____ DATA SHOWN
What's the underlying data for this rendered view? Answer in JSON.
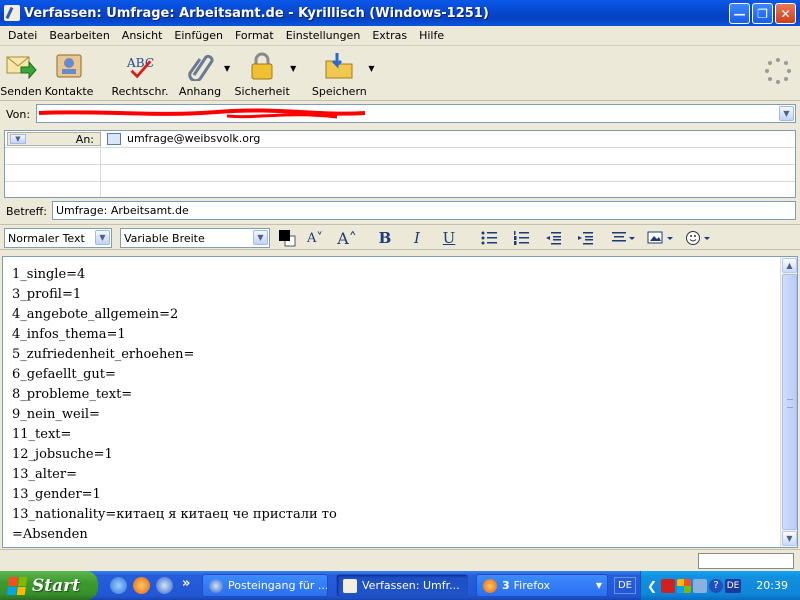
{
  "window": {
    "title": "Verfassen: Umfrage: Arbeitsamt.de - Kyrillisch (Windows-1251)"
  },
  "menu": [
    "Datei",
    "Bearbeiten",
    "Ansicht",
    "Einfügen",
    "Format",
    "Einstellungen",
    "Extras",
    "Hilfe"
  ],
  "toolbar": {
    "send": "Senden",
    "contacts": "Kontakte",
    "spell": "Rechtschr.",
    "attach": "Anhang",
    "security": "Sicherheit",
    "save": "Speichern"
  },
  "header": {
    "from_label": "Von:",
    "from_value": "",
    "to_type": "An:",
    "to_value": "umfrage@weibsvolk.org",
    "subject_label": "Betreff:",
    "subject_value": "Umfrage: Arbeitsamt.de"
  },
  "format": {
    "paragraph_style": "Normaler Text",
    "font": "Variable Breite",
    "bold": "B",
    "italic": "I",
    "underline": "U"
  },
  "body_lines": [
    "1_single=4",
    "3_profil=1",
    "4_angebote_allgemein=2",
    "4_infos_thema=1",
    "5_zufriedenheit_erhoehen=",
    "6_gefaellt_gut=",
    "8_probleme_text=",
    "9_nein_weil=",
    "11_text=",
    "12_jobsuche=1",
    "13_alter=",
    "13_gender=1",
    "13_nationality=китаец я китаец че пристали то",
    "=Absenden"
  ],
  "taskbar": {
    "start": "Start",
    "quicklaunch_more": "»",
    "tasks": [
      {
        "label": "Posteingang für ..."
      },
      {
        "label": "Verfassen: Umfr..."
      },
      {
        "count": "3",
        "label": "Firefox"
      }
    ],
    "lang": "DE",
    "tray_lang": "DE",
    "clock": "20:39"
  },
  "colors": {
    "titlebar": "#0a58e8",
    "redaction": "#ff0000"
  }
}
________
= EXERCISE =
Reproduce the listing exactly. Leave its pictures out.

= WRITTEN ANSWER =
What's the underlying data for this rendered view? Answer in JSON.
{
  "window": {
    "title": "Verfassen: Umfrage: Arbeitsamt.de - Kyrillisch (Windows-1251)"
  },
  "menu": [
    "Datei",
    "Bearbeiten",
    "Ansicht",
    "Einfügen",
    "Format",
    "Einstellungen",
    "Extras",
    "Hilfe"
  ],
  "toolbar": {
    "send": "Senden",
    "contacts": "Kontakte",
    "spell": "Rechtschr.",
    "attach": "Anhang",
    "security": "Sicherheit",
    "save": "Speichern"
  },
  "header": {
    "from_label": "Von:",
    "from_value": "",
    "to_type": "An:",
    "to_value": "umfrage@weibsvolk.org",
    "subject_label": "Betreff:",
    "subject_value": "Umfrage: Arbeitsamt.de"
  },
  "format": {
    "paragraph_style": "Normaler Text",
    "font": "Variable Breite",
    "bold": "B",
    "italic": "I",
    "underline": "U"
  },
  "body_lines": [
    "1_single=4",
    "3_profil=1",
    "4_angebote_allgemein=2",
    "4_infos_thema=1",
    "5_zufriedenheit_erhoehen=",
    "6_gefaellt_gut=",
    "8_probleme_text=",
    "9_nein_weil=",
    "11_text=",
    "12_jobsuche=1",
    "13_alter=",
    "13_gender=1",
    "13_nationality=китаец я китаец че пристали то",
    "=Absenden"
  ],
  "taskbar": {
    "start": "Start",
    "quicklaunch_more": "»",
    "tasks": [
      {
        "label": "Posteingang für ..."
      },
      {
        "label": "Verfassen: Umfr..."
      },
      {
        "count": "3",
        "label": "Firefox"
      }
    ],
    "lang": "DE",
    "tray_lang": "DE",
    "clock": "20:39"
  },
  "colors": {
    "titlebar": "#0a58e8",
    "redaction": "#ff0000"
  }
}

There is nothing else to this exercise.